### Aim of the task
Filter these entries, keeping only lines that hold the word "this".

### Given records
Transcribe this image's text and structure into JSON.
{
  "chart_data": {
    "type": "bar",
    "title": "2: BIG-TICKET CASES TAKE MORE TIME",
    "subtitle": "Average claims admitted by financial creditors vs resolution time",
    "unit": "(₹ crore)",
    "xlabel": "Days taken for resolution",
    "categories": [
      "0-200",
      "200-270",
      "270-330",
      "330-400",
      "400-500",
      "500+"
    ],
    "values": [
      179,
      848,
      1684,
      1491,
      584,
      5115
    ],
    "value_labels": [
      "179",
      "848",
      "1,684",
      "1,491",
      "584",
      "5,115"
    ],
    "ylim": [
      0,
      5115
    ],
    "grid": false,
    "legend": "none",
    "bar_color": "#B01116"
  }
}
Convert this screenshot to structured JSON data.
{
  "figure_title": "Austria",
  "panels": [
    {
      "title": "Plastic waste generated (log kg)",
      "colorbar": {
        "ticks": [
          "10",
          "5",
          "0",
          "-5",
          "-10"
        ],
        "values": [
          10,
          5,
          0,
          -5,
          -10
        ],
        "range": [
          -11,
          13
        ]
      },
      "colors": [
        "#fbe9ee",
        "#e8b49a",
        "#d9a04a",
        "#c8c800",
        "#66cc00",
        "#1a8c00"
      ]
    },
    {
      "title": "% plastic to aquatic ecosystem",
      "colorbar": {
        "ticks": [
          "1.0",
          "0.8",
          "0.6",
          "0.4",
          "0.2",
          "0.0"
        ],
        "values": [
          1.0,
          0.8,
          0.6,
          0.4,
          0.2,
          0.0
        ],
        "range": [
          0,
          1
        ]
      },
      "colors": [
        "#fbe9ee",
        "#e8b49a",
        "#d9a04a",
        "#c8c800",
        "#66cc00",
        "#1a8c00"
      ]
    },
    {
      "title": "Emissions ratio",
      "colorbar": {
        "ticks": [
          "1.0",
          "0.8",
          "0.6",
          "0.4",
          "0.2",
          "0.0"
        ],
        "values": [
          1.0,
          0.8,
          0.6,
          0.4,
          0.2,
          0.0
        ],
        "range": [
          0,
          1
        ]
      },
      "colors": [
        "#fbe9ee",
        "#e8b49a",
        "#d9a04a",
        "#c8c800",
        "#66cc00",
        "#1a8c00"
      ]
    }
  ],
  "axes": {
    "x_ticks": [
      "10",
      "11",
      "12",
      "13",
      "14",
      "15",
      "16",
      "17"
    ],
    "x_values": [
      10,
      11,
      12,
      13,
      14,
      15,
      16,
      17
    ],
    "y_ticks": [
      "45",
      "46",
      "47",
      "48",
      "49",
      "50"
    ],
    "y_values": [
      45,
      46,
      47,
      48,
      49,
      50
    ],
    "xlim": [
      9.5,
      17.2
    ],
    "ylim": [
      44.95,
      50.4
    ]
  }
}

### Solution
Transcribe this image's text and structure into JSON.
Convert this screenshot to structured JSON data.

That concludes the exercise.